» **Brano scelto**
↓
È stato un piacere, ospitare nel mio blog Luca Trapanese, il papà della piccola Alba.  Un uomo che da sempre ha a cuore la tematica della disabilità.


D. NEL 2007 HA FONDATO L’ASSOCIAZIONE A RUOTA LIBERA ONLUS, NEGLI ANNI SUCCESSIVI AVETE REALIZZATO IL PROGETTO “LA CASA DI MATTEO”. CI PARLI DELLA SUA ASSOCIAZIONE E DI QUESTO PROGETTO?

R. A Ruota Libera nasce con l’dea di creare delle attività per persone disabili in età post-scolare, l’associazione e rivolta a tutte le fasce d’età. Nasce in relazione a un forte bisogno dovuta l’assenza delle istituzioni e l’assenza di una vera e propria progettualità sulla persona disabile. In tredici anni di attività A Ruota Libera si è specializzata non solo ad accompagnare le famiglie delle persone disabili, ma anche ad accompagnare le stesse persone affette da disabilità verso una vera e propria autonomia per cercare di creare non solo attività ludiche ma anche un inserimento lavorativo. Infatti i ragazzi lavorano in un bar, abbiamo anche una fattoria dove produciamo il miele e presto apriremo un albergo e un ristorante, abbiamo inoltre una serie di case dove i ragazzi disabili vivono in forma di Housing. Abbiamo tantissime attività e altrettante numerose sedi e due progetti importanti; Il primo si tratta di un borgo sociale, il parco regionale di Rocca Monfina nel comune di Marzano Appio. Il secondo progetto anch’esso importante è la Casa di Matteo, è la prima comunità in tutto il sud Italia dove vengono accolti i bambini con grave disabilità anche in stato terminale alcuni di loro sono stati abbandonati in ospedale dopo la nascita o tolti alle famiglie di origine perché non sono all’altezza di portare avanti un peso così grande come la gestione di una persona disabile.

D. QUAL’ È STATO IL SUO PRIMO PENSIERO, QUANDO HA INCONTRATO PER LA PRIMA VOLTA ALBA?
↑
» **Dati forniti**
↓
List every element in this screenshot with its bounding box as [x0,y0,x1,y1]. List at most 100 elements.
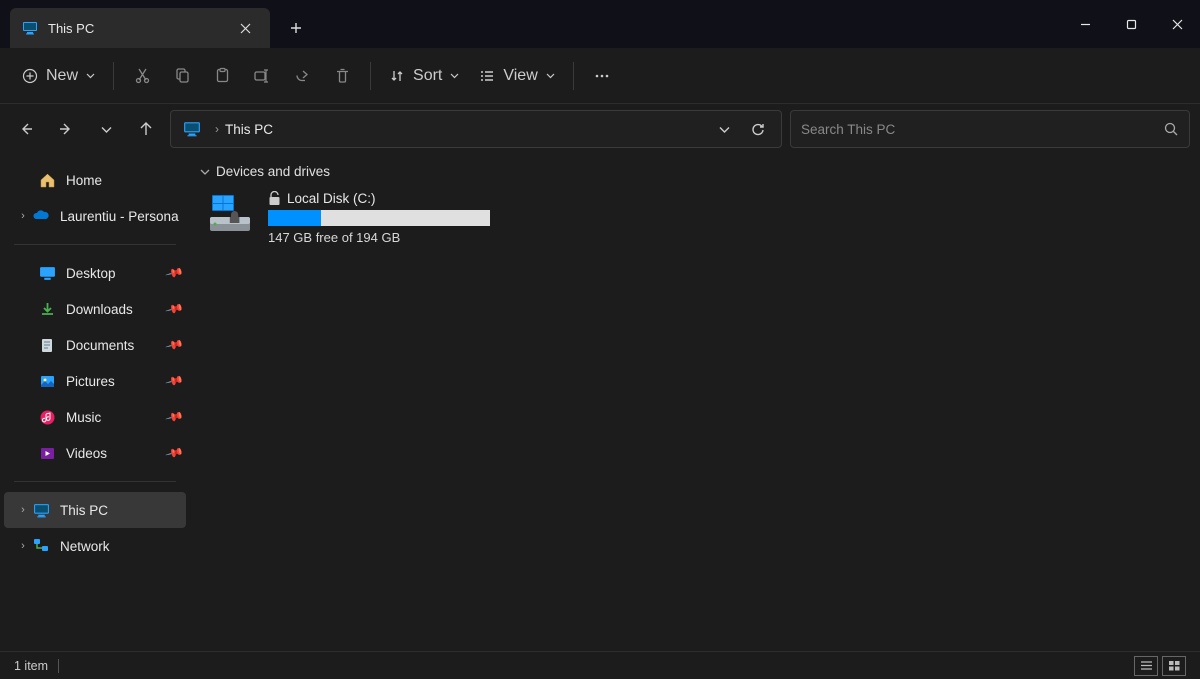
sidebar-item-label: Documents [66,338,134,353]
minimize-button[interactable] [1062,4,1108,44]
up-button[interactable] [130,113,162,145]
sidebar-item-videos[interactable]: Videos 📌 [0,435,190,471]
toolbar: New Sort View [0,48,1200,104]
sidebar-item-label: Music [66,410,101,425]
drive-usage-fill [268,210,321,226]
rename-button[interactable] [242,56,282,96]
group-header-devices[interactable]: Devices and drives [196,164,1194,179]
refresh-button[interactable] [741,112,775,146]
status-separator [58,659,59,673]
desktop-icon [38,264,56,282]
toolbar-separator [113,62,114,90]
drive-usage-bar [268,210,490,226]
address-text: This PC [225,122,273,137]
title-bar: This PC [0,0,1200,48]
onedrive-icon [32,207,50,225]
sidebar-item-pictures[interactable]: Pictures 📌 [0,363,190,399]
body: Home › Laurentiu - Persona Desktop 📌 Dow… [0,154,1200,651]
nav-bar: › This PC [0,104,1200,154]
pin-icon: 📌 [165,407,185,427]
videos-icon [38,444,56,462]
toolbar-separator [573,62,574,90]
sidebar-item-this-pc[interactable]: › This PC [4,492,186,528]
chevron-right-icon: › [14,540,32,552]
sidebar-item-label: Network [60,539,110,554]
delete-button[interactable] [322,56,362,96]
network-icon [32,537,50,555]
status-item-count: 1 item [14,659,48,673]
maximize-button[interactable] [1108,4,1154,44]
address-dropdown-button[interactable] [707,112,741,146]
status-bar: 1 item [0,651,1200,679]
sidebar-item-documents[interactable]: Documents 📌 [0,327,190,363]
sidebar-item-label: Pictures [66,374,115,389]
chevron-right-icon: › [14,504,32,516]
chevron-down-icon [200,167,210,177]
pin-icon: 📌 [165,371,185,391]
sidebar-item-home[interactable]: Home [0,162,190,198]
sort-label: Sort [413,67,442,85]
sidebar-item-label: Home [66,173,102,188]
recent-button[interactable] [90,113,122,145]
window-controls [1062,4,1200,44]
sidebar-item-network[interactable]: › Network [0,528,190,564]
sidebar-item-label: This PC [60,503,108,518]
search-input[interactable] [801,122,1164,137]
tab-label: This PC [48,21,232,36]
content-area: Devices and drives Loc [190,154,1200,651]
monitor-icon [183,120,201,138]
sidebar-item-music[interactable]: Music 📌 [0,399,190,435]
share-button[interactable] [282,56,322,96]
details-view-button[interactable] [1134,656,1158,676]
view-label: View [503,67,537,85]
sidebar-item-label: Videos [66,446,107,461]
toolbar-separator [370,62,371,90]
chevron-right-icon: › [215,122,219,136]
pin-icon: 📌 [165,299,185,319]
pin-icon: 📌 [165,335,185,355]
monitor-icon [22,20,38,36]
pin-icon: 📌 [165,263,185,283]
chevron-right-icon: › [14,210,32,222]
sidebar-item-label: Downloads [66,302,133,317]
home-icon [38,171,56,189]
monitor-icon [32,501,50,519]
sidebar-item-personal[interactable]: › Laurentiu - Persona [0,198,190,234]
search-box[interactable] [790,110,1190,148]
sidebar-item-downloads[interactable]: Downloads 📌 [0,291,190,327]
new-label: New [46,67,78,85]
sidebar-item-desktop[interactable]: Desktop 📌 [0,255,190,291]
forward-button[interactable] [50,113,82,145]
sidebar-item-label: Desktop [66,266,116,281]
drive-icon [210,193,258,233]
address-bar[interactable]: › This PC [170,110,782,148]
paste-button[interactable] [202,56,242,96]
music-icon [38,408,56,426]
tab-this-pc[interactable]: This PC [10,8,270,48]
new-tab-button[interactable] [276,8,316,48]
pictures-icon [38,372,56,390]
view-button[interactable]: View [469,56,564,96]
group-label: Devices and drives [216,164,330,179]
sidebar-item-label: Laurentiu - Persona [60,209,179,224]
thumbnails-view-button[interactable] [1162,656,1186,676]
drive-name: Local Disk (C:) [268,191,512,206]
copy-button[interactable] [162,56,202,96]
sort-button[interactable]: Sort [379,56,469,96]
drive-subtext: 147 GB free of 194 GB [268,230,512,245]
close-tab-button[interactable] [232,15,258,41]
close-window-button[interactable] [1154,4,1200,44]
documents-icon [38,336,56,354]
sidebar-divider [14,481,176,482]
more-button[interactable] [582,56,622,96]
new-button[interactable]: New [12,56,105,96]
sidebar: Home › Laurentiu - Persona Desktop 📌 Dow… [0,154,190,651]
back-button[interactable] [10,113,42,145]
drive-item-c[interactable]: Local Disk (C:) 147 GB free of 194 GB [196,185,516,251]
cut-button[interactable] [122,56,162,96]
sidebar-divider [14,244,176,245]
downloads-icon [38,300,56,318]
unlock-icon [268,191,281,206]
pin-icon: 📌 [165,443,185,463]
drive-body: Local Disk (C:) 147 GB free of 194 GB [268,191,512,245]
↑
↓
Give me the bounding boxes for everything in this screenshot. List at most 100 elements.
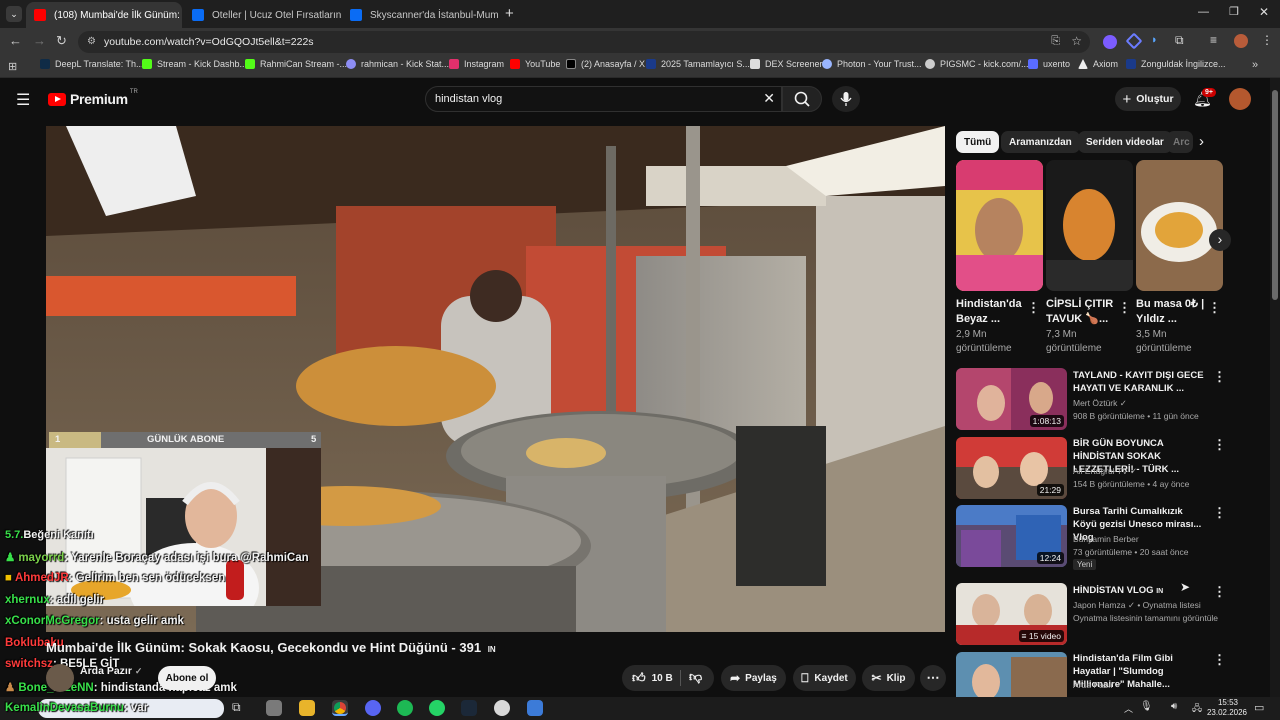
↑
» **Cosa serve**
Secondo l'intervista, che cosa si produce nella fattoria dell'associazione A Ruota Libera?

» **Soluzione qui sotto**
Il miele.